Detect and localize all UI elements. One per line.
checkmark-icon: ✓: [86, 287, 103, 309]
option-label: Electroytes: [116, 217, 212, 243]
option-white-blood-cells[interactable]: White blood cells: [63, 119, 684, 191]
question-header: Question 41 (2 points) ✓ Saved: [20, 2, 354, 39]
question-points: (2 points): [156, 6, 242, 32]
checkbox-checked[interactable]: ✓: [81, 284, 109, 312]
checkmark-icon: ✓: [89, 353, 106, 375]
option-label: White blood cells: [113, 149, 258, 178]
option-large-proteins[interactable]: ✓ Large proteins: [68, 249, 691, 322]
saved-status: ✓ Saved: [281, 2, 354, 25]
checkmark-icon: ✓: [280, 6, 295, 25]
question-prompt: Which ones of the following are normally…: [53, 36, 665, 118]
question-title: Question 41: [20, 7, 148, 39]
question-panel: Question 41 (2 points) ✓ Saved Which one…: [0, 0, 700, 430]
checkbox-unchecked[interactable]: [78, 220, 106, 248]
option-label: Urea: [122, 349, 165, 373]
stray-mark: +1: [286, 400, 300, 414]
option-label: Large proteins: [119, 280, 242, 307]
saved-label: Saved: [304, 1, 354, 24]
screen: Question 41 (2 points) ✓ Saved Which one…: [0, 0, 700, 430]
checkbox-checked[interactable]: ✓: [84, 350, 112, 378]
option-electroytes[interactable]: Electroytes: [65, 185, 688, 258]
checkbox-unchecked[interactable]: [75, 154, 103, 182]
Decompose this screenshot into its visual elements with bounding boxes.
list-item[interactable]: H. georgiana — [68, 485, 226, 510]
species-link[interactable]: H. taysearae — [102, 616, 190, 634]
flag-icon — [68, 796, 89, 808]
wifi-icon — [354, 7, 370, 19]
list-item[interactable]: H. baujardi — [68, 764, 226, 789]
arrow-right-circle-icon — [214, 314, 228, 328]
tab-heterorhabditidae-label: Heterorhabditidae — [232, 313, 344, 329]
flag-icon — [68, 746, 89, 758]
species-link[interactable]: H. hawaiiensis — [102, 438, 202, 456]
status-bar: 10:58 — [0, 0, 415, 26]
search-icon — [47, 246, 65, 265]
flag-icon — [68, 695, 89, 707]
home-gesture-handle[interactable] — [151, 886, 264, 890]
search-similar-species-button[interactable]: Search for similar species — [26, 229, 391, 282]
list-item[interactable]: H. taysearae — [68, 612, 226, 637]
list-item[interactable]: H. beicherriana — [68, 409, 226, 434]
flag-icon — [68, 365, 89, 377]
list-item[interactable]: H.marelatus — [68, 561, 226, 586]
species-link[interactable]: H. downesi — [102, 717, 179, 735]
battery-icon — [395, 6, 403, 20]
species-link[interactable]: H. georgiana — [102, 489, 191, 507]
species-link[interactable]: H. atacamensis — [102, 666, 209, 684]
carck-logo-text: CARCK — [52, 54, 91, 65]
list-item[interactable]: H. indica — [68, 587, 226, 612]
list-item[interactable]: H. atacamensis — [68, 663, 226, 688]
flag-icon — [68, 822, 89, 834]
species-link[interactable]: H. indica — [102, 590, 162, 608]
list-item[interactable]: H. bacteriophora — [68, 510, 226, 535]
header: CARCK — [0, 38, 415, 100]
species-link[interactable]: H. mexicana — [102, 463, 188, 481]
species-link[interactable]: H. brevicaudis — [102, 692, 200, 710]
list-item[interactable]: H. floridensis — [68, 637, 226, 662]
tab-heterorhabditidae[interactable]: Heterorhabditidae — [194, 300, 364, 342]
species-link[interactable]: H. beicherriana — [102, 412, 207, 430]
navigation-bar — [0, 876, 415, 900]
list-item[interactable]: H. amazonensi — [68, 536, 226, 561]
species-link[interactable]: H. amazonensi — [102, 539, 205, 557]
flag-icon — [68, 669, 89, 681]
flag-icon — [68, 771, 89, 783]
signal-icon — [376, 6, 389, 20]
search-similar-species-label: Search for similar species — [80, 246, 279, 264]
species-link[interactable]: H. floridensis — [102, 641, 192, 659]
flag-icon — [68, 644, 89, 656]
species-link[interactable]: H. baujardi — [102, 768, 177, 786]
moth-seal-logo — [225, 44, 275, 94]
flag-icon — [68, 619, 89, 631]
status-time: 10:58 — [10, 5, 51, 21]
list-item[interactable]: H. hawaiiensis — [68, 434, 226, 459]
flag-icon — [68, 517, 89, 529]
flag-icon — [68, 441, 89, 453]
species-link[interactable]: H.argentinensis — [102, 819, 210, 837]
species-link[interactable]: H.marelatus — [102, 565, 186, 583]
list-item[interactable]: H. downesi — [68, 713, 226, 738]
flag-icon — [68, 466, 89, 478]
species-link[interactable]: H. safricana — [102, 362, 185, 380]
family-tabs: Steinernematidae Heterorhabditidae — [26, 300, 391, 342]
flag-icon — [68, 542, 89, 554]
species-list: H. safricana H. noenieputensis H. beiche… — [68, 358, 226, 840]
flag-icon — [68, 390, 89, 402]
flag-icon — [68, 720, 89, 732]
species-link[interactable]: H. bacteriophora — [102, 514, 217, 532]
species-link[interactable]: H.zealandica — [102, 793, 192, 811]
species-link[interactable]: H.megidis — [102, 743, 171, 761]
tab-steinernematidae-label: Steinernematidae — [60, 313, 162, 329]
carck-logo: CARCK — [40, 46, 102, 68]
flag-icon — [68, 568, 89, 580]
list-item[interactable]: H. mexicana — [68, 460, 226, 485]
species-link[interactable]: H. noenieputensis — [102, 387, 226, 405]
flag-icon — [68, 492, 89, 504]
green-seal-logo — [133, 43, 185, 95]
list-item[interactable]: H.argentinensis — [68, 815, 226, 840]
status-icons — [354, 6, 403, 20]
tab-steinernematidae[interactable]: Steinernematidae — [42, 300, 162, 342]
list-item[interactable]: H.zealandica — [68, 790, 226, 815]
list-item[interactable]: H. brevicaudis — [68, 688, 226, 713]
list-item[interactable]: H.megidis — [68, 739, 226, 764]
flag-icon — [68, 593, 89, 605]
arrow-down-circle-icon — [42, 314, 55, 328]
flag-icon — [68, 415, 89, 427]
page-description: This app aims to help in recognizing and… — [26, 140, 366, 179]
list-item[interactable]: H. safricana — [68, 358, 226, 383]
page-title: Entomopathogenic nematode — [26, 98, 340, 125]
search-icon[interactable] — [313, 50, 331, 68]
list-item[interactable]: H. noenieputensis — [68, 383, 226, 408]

========================================

- TASK PROMPT
Retrieve every line above holding the word "taysearae".

- RESPONSE BELOW
species-link[interactable]: H. taysearae — [102, 616, 190, 634]
list-item[interactable]: H. taysearae — [68, 612, 226, 637]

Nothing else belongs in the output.